[PROMPT]
Find each line with the word "Consumption" and state how many there are, nothing more.

===== EXTRACTED ENTRIES =====

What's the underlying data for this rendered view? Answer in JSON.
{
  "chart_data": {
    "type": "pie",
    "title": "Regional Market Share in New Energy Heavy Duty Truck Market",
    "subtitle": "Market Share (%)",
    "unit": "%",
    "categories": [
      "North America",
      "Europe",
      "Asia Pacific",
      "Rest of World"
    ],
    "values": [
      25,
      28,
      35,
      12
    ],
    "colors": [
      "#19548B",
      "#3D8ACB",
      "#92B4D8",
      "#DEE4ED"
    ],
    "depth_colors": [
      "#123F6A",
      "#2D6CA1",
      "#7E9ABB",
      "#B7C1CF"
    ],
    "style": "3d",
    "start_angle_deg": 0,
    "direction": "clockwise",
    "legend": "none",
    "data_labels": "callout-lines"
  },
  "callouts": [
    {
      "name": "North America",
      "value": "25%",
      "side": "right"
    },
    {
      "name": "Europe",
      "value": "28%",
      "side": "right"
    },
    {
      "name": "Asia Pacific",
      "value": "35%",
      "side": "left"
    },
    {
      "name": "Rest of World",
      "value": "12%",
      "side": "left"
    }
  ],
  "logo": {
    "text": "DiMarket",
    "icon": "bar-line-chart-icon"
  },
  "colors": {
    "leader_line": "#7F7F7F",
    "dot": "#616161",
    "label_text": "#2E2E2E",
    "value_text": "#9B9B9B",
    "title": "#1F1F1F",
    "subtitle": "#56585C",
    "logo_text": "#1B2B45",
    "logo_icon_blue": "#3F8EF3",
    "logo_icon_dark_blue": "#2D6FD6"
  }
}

=====
===== EXTRACTED ENTRIES =====

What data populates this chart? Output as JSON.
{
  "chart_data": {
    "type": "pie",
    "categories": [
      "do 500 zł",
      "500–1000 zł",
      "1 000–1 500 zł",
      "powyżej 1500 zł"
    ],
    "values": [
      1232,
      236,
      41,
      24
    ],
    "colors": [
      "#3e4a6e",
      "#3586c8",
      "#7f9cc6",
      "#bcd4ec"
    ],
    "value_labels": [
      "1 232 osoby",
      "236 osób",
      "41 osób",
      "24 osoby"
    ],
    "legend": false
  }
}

=====
===== EXTRACTED ENTRIES =====

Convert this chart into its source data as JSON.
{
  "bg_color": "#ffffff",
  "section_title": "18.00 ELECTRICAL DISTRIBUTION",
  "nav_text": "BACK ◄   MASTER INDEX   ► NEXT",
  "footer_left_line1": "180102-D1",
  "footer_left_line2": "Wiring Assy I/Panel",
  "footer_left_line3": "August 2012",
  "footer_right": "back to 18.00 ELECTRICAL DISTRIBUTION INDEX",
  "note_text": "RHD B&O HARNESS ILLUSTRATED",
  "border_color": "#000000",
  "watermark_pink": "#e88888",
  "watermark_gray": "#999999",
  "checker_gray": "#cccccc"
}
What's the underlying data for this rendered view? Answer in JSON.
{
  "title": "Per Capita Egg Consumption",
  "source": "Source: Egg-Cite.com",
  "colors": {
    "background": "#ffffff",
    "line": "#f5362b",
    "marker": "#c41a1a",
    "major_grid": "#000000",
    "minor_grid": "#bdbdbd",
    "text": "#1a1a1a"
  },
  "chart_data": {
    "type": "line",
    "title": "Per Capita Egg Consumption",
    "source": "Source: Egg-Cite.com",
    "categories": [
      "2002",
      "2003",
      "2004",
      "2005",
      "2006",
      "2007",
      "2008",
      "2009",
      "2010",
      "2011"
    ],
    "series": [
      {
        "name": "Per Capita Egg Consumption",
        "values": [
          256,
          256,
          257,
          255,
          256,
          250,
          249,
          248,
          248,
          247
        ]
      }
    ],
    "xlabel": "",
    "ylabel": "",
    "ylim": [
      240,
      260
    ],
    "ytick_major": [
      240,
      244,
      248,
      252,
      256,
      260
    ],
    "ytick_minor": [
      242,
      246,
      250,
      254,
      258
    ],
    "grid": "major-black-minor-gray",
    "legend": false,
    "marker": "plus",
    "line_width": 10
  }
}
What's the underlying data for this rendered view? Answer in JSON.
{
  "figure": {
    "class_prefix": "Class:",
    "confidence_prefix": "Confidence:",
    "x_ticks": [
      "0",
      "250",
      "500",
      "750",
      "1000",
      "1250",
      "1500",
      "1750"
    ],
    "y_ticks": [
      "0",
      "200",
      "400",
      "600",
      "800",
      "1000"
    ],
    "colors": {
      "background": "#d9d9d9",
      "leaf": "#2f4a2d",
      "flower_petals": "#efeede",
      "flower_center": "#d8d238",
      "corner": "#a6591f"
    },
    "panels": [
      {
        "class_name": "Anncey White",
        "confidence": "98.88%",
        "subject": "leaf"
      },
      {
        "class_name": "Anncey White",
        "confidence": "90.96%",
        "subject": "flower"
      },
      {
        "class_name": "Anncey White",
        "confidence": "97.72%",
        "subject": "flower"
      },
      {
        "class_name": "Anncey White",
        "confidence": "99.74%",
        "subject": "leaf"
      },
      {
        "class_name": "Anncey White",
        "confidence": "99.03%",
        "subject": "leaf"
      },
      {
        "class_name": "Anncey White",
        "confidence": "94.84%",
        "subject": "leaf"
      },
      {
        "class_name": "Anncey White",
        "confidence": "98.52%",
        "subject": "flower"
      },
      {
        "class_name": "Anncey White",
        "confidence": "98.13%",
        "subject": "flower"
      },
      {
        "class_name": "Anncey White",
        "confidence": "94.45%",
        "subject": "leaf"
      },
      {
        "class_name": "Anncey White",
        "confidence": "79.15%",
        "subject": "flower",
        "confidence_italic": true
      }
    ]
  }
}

=====

[CORRECT ANSWER]
3